Task requirements » Copy each line in which the string "Psicología" occurs.

Source data »
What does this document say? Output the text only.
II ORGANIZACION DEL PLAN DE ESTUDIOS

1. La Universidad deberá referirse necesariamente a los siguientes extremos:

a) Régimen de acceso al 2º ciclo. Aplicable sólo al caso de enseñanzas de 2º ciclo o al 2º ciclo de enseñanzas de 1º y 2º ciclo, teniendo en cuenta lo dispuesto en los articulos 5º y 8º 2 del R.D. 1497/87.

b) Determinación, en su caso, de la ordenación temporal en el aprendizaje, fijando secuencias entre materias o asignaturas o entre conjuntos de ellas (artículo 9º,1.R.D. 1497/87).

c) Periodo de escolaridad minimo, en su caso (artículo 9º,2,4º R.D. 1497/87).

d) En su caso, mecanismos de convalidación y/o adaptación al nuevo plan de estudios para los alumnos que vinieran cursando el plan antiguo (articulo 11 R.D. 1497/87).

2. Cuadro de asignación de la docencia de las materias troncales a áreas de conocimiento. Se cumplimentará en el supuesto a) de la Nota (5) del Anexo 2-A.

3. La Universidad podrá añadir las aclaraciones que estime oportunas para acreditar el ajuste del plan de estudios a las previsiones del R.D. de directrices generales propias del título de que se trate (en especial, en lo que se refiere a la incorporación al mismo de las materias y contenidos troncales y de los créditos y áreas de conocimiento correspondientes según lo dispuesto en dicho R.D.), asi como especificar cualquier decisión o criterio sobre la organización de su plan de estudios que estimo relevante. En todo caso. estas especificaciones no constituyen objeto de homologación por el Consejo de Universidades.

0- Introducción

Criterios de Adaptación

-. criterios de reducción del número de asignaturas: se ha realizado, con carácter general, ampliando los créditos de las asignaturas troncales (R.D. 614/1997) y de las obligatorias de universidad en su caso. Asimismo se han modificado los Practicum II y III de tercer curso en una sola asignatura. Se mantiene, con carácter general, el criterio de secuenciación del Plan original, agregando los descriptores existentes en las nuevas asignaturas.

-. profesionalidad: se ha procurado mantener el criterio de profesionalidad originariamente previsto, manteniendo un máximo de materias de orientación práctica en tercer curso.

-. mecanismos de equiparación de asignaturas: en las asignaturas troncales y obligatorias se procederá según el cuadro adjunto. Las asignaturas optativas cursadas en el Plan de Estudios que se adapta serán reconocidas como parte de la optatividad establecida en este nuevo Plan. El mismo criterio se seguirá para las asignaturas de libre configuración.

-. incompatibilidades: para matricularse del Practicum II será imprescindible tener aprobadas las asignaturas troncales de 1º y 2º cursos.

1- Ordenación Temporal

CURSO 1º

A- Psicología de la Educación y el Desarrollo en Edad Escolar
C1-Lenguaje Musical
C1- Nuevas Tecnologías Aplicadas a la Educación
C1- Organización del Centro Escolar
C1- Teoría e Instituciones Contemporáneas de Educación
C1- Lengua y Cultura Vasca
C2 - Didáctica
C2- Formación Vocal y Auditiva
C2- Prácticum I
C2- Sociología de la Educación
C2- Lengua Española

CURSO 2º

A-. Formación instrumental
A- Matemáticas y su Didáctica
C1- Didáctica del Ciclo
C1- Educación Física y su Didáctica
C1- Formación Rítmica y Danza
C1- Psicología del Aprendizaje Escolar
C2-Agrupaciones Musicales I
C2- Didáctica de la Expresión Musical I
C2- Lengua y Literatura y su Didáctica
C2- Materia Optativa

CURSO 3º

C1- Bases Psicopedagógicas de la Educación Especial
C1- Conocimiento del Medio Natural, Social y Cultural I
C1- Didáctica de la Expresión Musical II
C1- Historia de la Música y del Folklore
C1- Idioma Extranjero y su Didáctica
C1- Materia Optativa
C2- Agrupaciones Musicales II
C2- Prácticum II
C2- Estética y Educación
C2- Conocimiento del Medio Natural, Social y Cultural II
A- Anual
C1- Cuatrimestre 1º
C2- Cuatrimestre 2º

Output for this exercise »
A- Psicología de la Educación y el Desarrollo en Edad Escolar
C1- Psicología del Aprendizaje Escolar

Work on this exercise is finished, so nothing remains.